--- Input for this task ---
******
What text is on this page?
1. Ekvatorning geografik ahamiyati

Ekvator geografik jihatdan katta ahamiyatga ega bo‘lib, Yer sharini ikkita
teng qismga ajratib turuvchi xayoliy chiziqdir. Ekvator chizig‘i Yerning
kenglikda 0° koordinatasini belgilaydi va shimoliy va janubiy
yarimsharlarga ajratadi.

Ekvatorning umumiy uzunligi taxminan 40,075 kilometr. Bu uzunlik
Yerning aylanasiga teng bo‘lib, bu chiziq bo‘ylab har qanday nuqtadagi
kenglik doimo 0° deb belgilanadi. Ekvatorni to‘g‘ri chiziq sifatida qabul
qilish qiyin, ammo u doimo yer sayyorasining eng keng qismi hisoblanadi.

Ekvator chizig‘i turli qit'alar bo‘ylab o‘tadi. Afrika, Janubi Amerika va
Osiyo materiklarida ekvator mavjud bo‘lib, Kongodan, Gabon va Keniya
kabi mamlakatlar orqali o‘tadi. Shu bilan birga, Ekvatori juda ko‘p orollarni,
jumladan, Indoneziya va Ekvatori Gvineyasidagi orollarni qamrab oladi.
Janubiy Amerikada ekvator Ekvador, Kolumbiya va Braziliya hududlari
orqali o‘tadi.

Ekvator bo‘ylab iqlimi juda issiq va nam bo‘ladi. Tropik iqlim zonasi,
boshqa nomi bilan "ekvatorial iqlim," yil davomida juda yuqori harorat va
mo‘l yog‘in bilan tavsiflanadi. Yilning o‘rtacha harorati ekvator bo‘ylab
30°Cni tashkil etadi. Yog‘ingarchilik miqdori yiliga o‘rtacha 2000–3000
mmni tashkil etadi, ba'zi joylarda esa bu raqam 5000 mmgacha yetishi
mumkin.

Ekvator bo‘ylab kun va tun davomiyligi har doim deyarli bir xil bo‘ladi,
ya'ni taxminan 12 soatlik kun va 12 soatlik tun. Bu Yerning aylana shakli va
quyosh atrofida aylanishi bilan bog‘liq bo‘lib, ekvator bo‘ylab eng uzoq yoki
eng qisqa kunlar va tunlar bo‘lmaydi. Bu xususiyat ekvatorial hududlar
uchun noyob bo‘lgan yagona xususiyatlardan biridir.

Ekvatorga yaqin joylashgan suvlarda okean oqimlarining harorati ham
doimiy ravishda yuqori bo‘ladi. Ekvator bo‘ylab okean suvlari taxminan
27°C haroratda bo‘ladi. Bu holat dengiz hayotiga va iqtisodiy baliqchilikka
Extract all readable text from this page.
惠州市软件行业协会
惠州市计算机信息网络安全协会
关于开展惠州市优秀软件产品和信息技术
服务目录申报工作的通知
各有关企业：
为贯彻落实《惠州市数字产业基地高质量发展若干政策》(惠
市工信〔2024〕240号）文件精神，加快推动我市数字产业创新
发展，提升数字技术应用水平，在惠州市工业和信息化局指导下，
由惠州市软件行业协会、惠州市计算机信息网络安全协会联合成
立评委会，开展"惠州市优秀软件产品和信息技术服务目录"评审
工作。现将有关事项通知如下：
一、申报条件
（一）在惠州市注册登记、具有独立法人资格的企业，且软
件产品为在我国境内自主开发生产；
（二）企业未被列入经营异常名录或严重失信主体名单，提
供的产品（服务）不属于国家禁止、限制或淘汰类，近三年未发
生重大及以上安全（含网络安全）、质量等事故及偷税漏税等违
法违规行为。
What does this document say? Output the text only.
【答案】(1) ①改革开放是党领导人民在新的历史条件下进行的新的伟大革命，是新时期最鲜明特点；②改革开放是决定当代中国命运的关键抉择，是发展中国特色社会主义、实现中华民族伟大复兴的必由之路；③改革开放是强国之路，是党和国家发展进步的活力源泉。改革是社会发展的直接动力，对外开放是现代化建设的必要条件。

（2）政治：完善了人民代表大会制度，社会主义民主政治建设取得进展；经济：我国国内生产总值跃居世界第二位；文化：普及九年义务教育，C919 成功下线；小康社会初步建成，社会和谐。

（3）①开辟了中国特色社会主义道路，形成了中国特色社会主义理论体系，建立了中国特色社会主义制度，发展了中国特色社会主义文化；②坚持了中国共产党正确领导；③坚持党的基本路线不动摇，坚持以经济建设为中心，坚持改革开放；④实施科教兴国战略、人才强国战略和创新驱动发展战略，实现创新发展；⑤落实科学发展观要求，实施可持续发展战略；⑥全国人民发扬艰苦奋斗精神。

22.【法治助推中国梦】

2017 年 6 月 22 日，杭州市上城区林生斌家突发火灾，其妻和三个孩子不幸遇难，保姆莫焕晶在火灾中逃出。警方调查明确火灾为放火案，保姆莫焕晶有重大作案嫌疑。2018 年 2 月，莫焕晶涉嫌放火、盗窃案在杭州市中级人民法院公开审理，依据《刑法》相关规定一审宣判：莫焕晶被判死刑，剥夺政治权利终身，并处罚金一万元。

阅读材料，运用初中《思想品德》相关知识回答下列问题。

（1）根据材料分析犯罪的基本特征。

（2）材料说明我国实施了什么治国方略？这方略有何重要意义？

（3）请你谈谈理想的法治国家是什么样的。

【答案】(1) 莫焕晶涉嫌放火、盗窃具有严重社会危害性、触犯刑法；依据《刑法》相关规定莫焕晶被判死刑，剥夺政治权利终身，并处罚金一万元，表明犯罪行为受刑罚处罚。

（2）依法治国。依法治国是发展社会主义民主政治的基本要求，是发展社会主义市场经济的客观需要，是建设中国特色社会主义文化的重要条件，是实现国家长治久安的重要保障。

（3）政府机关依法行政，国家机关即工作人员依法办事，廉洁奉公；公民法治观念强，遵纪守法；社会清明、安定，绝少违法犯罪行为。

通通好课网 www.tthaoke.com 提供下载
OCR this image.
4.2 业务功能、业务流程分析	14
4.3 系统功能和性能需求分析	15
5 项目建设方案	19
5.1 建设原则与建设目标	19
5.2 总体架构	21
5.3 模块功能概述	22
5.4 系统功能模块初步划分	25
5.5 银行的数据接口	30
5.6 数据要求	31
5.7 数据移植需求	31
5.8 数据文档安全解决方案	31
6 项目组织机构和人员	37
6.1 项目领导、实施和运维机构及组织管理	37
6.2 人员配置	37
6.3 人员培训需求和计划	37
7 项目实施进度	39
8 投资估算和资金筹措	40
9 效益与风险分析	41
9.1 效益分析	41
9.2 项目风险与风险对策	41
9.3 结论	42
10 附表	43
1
******
--- Task statement ---
Set down the listing in full, keeping every word exactly as it is.

--- Exercise result ---
What text is on this page?
1. Ekvatorning geografik ahamiyati

Ekvator geografik jihatdan katta ahamiyatga ega bo‘lib, Yer sharini ikkita
teng qismga ajratib turuvchi xayoliy chiziqdir. Ekvator chizig‘i Yerning
kenglikda 0° koordinatasini belgilaydi va shimoliy va janubiy
yarimsharlarga ajratadi.

Ekvatorning umumiy uzunligi taxminan 40,075 kilometr. Bu uzunlik
Yerning aylanasiga teng bo‘lib, bu chiziq bo‘ylab har qanday nuqtadagi
kenglik doimo 0° deb belgilanadi. Ekvatorni to‘g‘ri chiziq sifatida qabul
qilish qiyin, ammo u doimo yer sayyorasining eng keng qismi hisoblanadi.

Ekvator chizig‘i turli qit'alar bo‘ylab o‘tadi. Afrika, Janubi Amerika va
Osiyo materiklarida ekvator mavjud bo‘lib, Kongodan, Gabon va Keniya
kabi mamlakatlar orqali o‘tadi. Shu bilan birga, Ekvatori juda ko‘p orollarni,
jumladan, Indoneziya va Ekvatori Gvineyasidagi orollarni qamrab oladi.
Janubiy Amerikada ekvator Ekvador, Kolumbiya va Braziliya hududlari
orqali o‘tadi.

Ekvator bo‘ylab iqlimi juda issiq va nam bo‘ladi. Tropik iqlim zonasi,
boshqa nomi bilan "ekvatorial iqlim," yil davomida juda yuqori harorat va
mo‘l yog‘in bilan tavsiflanadi. Yilning o‘rtacha harorati ekvator bo‘ylab
30°Cni tashkil etadi. Yog‘ingarchilik miqdori yiliga o‘rtacha 2000–3000
mmni tashkil etadi, ba'zi joylarda esa bu raqam 5000 mmgacha yetishi
mumkin.

Ekvator bo‘ylab kun va tun davomiyligi har doim deyarli bir xil bo‘ladi,
ya'ni taxminan 12 soatlik kun va 12 soatlik tun. Bu Yerning aylana shakli va
quyosh atrofida aylanishi bilan bog‘liq bo‘lib, ekvator bo‘ylab eng uzoq yoki
eng qisqa kunlar va tunlar bo‘lmaydi. Bu xususiyat ekvatorial hududlar
uchun noyob bo‘lgan yagona xususiyatlardan biridir.

Ekvatorga yaqin joylashgan suvlarda okean oqimlarining harorati ham
doimiy ravishda yuqori bo‘ladi. Ekvator bo‘ylab okean suvlari taxminan
27°C haroratda bo‘ladi. Bu holat dengiz hayotiga va iqtisodiy baliqchilikka
Extract all readable text from this page.
惠州市软件行业协会
惠州市计算机信息网络安全协会
关于开展惠州市优秀软件产品和信息技术
服务目录申报工作的通知
各有关企业：
为贯彻落实《惠州市数字产业基地高质量发展若干政策》(惠
市工信〔2024〕240号）文件精神，加快推动我市数字产业创新
发展，提升数字技术应用水平，在惠州市工业和信息化局指导下，
由惠州市软件行业协会、惠州市计算机信息网络安全协会联合成
立评委会，开展"惠州市优秀软件产品和信息技术服务目录"评审
工作。现将有关事项通知如下：
一、申报条件
（一）在惠州市注册登记、具有独立法人资格的企业，且软
件产品为在我国境内自主开发生产；
（二）企业未被列入经营异常名录或严重失信主体名单，提
供的产品（服务）不属于国家禁止、限制或淘汰类，近三年未发
生重大及以上安全（含网络安全）、质量等事故及偷税漏税等违
法违规行为。
What does this document say? Output the text only.
【答案】(1) ①改革开放是党领导人民在新的历史条件下进行的新的伟大革命，是新时期最鲜明特点；②改革开放是决定当代中国命运的关键抉择，是发展中国特色社会主义、实现中华民族伟大复兴的必由之路；③改革开放是强国之路，是党和国家发展进步的活力源泉。改革是社会发展的直接动力，对外开放是现代化建设的必要条件。

（2）政治：完善了人民代表大会制度，社会主义民主政治建设取得进展；经济：我国国内生产总值跃居世界第二位；文化：普及九年义务教育，C919 成功下线；小康社会初步建成，社会和谐。

（3）①开辟了中国特色社会主义道路，形成了中国特色社会主义理论体系，建立了中国特色社会主义制度，发展了中国特色社会主义文化；②坚持了中国共产党正确领导；③坚持党的基本路线不动摇，坚持以经济建设为中心，坚持改革开放；④实施科教兴国战略、人才强国战略和创新驱动发展战略，实现创新发展；⑤落实科学发展观要求，实施可持续发展战略；⑥全国人民发扬艰苦奋斗精神。

22.【法治助推中国梦】

2017 年 6 月 22 日，杭州市上城区林生斌家突发火灾，其妻和三个孩子不幸遇难，保姆莫焕晶在火灾中逃出。警方调查明确火灾为放火案，保姆莫焕晶有重大作案嫌疑。2018 年 2 月，莫焕晶涉嫌放火、盗窃案在杭州市中级人民法院公开审理，依据《刑法》相关规定一审宣判：莫焕晶被判死刑，剥夺政治权利终身，并处罚金一万元。

阅读材料，运用初中《思想品德》相关知识回答下列问题。

（1）根据材料分析犯罪的基本特征。

（2）材料说明我国实施了什么治国方略？这方略有何重要意义？

（3）请你谈谈理想的法治国家是什么样的。

【答案】(1) 莫焕晶涉嫌放火、盗窃具有严重社会危害性、触犯刑法；依据《刑法》相关规定莫焕晶被判死刑，剥夺政治权利终身，并处罚金一万元，表明犯罪行为受刑罚处罚。

（2）依法治国。依法治国是发展社会主义民主政治的基本要求，是发展社会主义市场经济的客观需要，是建设中国特色社会主义文化的重要条件，是实现国家长治久安的重要保障。

（3）政府机关依法行政，国家机关即工作人员依法办事，廉洁奉公；公民法治观念强，遵纪守法；社会清明、安定，绝少违法犯罪行为。

通通好课网 www.tthaoke.com 提供下载
OCR this image.
4.2 业务功能、业务流程分析	14
4.3 系统功能和性能需求分析	15
5 项目建设方案	19
5.1 建设原则与建设目标	19
5.2 总体架构	21
5.3 模块功能概述	22
5.4 系统功能模块初步划分	25
5.5 银行的数据接口	30
5.6 数据要求	31
5.7 数据移植需求	31
5.8 数据文档安全解决方案	31
6 项目组织机构和人员	37
6.1 项目领导、实施和运维机构及组织管理	37
6.2 人员配置	37
6.3 人员培训需求和计划	37
7 项目实施进度	39
8 投资估算和资金筹措	40
9 效益与风险分析	41
9.1 效益分析	41
9.2 项目风险与风险对策	41
9.3 结论	42
10 附表	43
1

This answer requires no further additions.